START
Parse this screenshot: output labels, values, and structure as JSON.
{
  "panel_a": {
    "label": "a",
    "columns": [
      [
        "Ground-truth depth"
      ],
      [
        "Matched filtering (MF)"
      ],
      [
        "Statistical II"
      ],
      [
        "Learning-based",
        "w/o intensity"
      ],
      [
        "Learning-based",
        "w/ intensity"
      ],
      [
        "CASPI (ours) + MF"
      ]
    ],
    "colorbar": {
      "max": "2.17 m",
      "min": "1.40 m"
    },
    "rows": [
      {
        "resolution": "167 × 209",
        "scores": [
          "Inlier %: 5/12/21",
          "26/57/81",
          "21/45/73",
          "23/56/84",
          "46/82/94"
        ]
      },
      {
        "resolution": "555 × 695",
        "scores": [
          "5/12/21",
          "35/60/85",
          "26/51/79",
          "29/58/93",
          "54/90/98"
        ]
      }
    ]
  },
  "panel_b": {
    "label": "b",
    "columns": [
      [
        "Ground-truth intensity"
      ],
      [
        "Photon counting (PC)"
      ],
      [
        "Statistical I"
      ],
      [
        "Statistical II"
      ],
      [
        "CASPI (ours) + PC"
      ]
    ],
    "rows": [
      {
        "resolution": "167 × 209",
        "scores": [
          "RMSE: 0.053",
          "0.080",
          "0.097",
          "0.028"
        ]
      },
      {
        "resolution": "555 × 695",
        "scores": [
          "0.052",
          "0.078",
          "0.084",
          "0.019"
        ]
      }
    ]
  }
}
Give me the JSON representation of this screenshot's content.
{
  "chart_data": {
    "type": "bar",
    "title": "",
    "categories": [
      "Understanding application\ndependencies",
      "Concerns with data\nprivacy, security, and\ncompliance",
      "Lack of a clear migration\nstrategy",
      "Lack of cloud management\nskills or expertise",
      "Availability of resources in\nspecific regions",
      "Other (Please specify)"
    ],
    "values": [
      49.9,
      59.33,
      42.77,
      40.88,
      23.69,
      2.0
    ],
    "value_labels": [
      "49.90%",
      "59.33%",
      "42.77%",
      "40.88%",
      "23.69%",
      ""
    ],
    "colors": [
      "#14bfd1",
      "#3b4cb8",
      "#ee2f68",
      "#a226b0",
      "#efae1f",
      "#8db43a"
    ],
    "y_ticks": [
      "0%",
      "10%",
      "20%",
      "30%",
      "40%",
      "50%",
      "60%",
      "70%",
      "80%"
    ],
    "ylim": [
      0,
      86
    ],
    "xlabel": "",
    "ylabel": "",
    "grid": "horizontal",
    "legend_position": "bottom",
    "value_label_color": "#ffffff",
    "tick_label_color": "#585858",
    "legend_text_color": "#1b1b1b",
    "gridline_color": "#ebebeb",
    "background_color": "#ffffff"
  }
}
END
### WRITTEN REQUEST
Write out all the records above again, exactly as they stand.

### FINISHED ANSWER
Parse this screenshot: output labels, values, and structure as JSON.
{
  "panel_a": {
    "label": "a",
    "columns": [
      [
        "Ground-truth depth"
      ],
      [
        "Matched filtering (MF)"
      ],
      [
        "Statistical II"
      ],
      [
        "Learning-based",
        "w/o intensity"
      ],
      [
        "Learning-based",
        "w/ intensity"
      ],
      [
        "CASPI (ours) + MF"
      ]
    ],
    "colorbar": {
      "max": "2.17 m",
      "min": "1.40 m"
    },
    "rows": [
      {
        "resolution": "167 × 209",
        "scores": [
          "Inlier %: 5/12/21",
          "26/57/81",
          "21/45/73",
          "23/56/84",
          "46/82/94"
        ]
      },
      {
        "resolution": "555 × 695",
        "scores": [
          "5/12/21",
          "35/60/85",
          "26/51/79",
          "29/58/93",
          "54/90/98"
        ]
      }
    ]
  },
  "panel_b": {
    "label": "b",
    "columns": [
      [
        "Ground-truth intensity"
      ],
      [
        "Photon counting (PC)"
      ],
      [
        "Statistical I"
      ],
      [
        "Statistical II"
      ],
      [
        "CASPI (ours) + PC"
      ]
    ],
    "rows": [
      {
        "resolution": "167 × 209",
        "scores": [
          "RMSE: 0.053",
          "0.080",
          "0.097",
          "0.028"
        ]
      },
      {
        "resolution": "555 × 695",
        "scores": [
          "0.052",
          "0.078",
          "0.084",
          "0.019"
        ]
      }
    ]
  }
}
Give me the JSON representation of this screenshot's content.
{
  "chart_data": {
    "type": "bar",
    "title": "",
    "categories": [
      "Understanding application\ndependencies",
      "Concerns with data\nprivacy, security, and\ncompliance",
      "Lack of a clear migration\nstrategy",
      "Lack of cloud management\nskills or expertise",
      "Availability of resources in\nspecific regions",
      "Other (Please specify)"
    ],
    "values": [
      49.9,
      59.33,
      42.77,
      40.88,
      23.69,
      2.0
    ],
    "value_labels": [
      "49.90%",
      "59.33%",
      "42.77%",
      "40.88%",
      "23.69%",
      ""
    ],
    "colors": [
      "#14bfd1",
      "#3b4cb8",
      "#ee2f68",
      "#a226b0",
      "#efae1f",
      "#8db43a"
    ],
    "y_ticks": [
      "0%",
      "10%",
      "20%",
      "30%",
      "40%",
      "50%",
      "60%",
      "70%",
      "80%"
    ],
    "ylim": [
      0,
      86
    ],
    "xlabel": "",
    "ylabel": "",
    "grid": "horizontal",
    "legend_position": "bottom",
    "value_label_color": "#ffffff",
    "tick_label_color": "#585858",
    "legend_text_color": "#1b1b1b",
    "gridline_color": "#ebebeb",
    "background_color": "#ffffff"
  }
}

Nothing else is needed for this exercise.